*Aim A*: According to the essay, in how many homes did the writer actually live?
-- start Document --
A Beautiful Disaster

I am sitting here with my mind banging around all over the place.
Somewhat like the “Scrambler” at the fair.
I’ve been doing a lot of work recently with my Helpers and though much of it is going well, I am overwhelmed by their sheer numbers and how many needs need to be accommodated or heard. They are not overwhelming me individually but it feels a bit like I am at a large family party and everyone is talking to me about totally different subjects within a very short period of time.

In this head space, I feel overwhelmed and for a moment, I tried to imagine my life without my Helpers.

Let us assume for a moment that I had a regular childhood.
My mother and father loved me, fed me, clothed me, cared for my needs…
My siblings were treated well also.
I was not exposed to situations that no child should ever even be able to imagine, let alone live through.
I went to school daily and played with my friends in the evening after school. I had homework to do and I’d hate doing it just like all the other kids.
What if I’d only lived in a few homes rather than 32 and gone to schools like most children, changing when you age out of the last one rather than attending at least 16 schools in 12 years.
It does sound magical.

Then I stop and I think about that for a minute.
Who would I be?
If I’d lived a normal childhood, where would I be today? What would I be doing?

Some of the nicest things people have ever said to me have been a direct result of the life I lived.
This blog would have never been started.
I would not be doing my art.
I highly doubt that my career would have taken the same path.
I was able to offer my children and other loved ones a special compassion when they dealt with physical or mental illnesses because I know how devastating they can be.
I’ve made friends with people I would never have met if not for my PTSD and DID.

Isn’t it odd how we often pine for a life we never had yet if we stop to think about it, that life is what made us who we are today.
-- end Document --
-- start Extracted information --
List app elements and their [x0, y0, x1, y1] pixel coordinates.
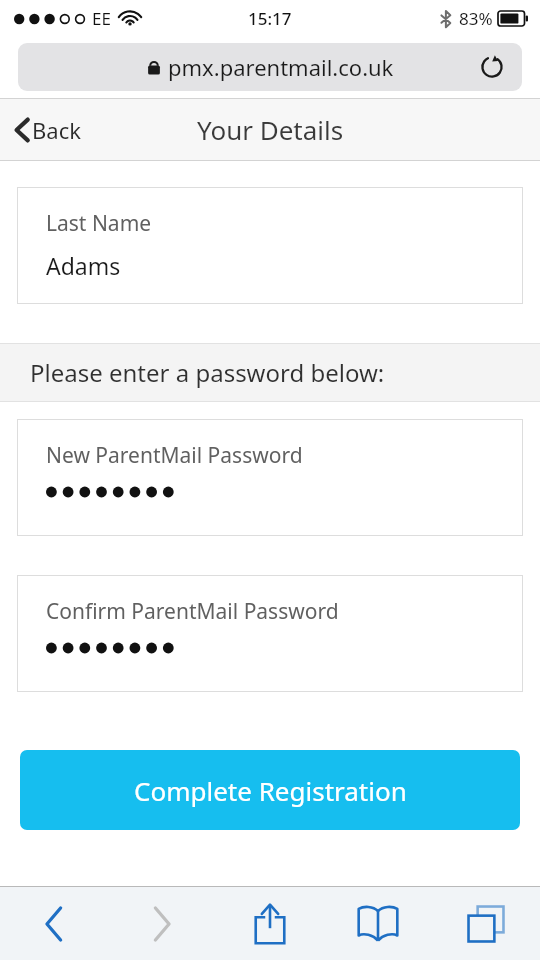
- button[interactable]: Confirm ParentMail Password: [17, 575, 523, 692]
- staticText: Confirm ParentMail Password: [46, 597, 339, 626]
- staticText: Last Name: [46, 209, 152, 238]
- staticText: Please enter a password below:: [30, 356, 385, 389]
- staticText: New ParentMail Password: [46, 441, 303, 470]
- button[interactable]: Last Name: [17, 187, 523, 304]
- button[interactable]: Reload: [474, 49, 510, 85]
- button[interactable]: Back: [10, 109, 85, 151]
- staticText: 15:17: [248, 7, 292, 30]
- staticText: 83%: [459, 7, 493, 30]
- button[interactable]: Share: [216, 887, 324, 960]
- staticText: Your Details: [197, 112, 344, 147]
- button[interactable]: New ParentMail Password: [17, 419, 523, 536]
- staticText: Complete Registration: [134, 773, 407, 808]
- button[interactable]: Back: [0, 887, 108, 960]
- button[interactable]: pmx.parentmail.co.uk: [18, 43, 522, 91]
- staticText: EE: [92, 7, 111, 30]
- staticText: Back: [32, 115, 81, 145]
- button[interactable]: Tabs: [432, 887, 540, 960]
- staticText: pmx.parentmail.co.uk: [168, 52, 394, 82]
- button[interactable]: Complete Registration: [20, 750, 520, 830]
- button[interactable]: Bookmarks: [324, 887, 432, 960]
- staticText: Adams: [46, 250, 121, 281]
- button[interactable]: Forward: [108, 887, 216, 960]
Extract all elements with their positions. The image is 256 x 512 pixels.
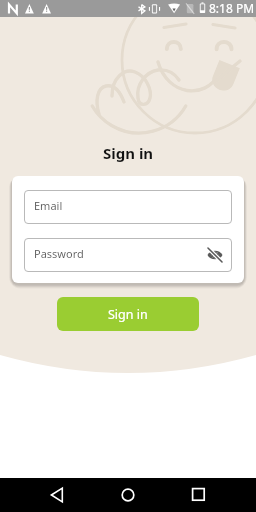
-- end Extracted information --
*Aim B*: In the listing, copy the lines exactly, starting at the line that contains "- button[interactable]: Confirm" and ending after the line that contains "- staticText: pmx.parentmail.co.uk: [168, 52, 394, 82]".

*Exercise response A*: 32

*Exercise response B*:
- button[interactable]: Confirm ParentMail Password: [17, 575, 523, 692]
- staticText: Confirm ParentMail Password: [46, 597, 339, 626]
- staticText: Last Name: [46, 209, 152, 238]
- staticText: Please enter a password below:: [30, 356, 385, 389]
- staticText: New ParentMail Password: [46, 441, 303, 470]
- button[interactable]: Last Name: [17, 187, 523, 304]
- button[interactable]: Reload: [474, 49, 510, 85]
- button[interactable]: Back: [10, 109, 85, 151]
- staticText: 15:17: [248, 7, 292, 30]
- staticText: 83%: [459, 7, 493, 30]
- button[interactable]: Share: [216, 887, 324, 960]
- staticText: Your Details: [197, 112, 344, 147]
- button[interactable]: New ParentMail Password: [17, 419, 523, 536]
- staticText: Complete Registration: [134, 773, 407, 808]
- button[interactable]: Back: [0, 887, 108, 960]
- button[interactable]: pmx.parentmail.co.uk: [18, 43, 522, 91]
- staticText: EE: [92, 7, 111, 30]
- staticText: Back: [32, 115, 81, 145]
- button[interactable]: Tabs: [432, 887, 540, 960]
- staticText: pmx.parentmail.co.uk: [168, 52, 394, 82]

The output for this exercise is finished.